Records from a collection of figures:
#####
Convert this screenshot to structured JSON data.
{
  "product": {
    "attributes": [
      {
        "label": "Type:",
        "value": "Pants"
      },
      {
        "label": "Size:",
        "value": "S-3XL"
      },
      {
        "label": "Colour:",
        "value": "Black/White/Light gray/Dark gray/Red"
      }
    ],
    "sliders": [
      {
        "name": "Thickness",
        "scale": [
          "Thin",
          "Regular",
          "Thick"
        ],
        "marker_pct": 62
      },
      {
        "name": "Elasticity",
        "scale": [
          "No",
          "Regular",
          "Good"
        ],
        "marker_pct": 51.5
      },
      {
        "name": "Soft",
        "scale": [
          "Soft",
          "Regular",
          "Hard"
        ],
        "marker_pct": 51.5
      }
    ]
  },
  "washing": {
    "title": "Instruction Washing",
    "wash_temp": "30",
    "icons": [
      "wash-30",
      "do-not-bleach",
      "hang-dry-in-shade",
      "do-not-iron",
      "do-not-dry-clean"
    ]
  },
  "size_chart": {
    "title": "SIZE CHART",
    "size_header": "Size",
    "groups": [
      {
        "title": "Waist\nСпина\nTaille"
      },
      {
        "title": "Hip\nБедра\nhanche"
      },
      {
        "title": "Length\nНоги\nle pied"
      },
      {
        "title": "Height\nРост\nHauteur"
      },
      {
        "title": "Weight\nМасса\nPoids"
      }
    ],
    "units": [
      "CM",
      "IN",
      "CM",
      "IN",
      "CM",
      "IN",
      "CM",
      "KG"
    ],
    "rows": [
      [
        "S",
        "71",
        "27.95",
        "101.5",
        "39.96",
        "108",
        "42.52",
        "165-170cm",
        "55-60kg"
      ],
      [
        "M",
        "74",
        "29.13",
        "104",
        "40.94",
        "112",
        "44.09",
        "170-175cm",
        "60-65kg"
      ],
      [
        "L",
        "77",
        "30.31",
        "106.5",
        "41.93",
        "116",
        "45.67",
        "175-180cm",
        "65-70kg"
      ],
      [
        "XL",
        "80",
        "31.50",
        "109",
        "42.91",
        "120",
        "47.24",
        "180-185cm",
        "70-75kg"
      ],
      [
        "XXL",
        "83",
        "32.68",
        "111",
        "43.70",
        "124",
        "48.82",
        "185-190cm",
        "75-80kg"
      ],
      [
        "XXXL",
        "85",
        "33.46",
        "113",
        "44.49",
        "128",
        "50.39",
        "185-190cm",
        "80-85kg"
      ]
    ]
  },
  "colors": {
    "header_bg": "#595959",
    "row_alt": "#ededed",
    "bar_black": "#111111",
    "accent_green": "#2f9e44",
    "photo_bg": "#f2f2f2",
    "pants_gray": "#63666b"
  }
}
#####
Goal of the exercise: Find each line with the string "title" and copy it out.

Solution:
    "title": "Instruction Washing",
    "title": "SIZE CHART",
        "title": "Waist\nСпина\nTaille"
        "title": "Hip\nБедра\nhanche"
        "title": "Length\nНоги\nle pied"
        "title": "Height\nРост\nHauteur"
        "title": "Weight\nМасса\nPoids"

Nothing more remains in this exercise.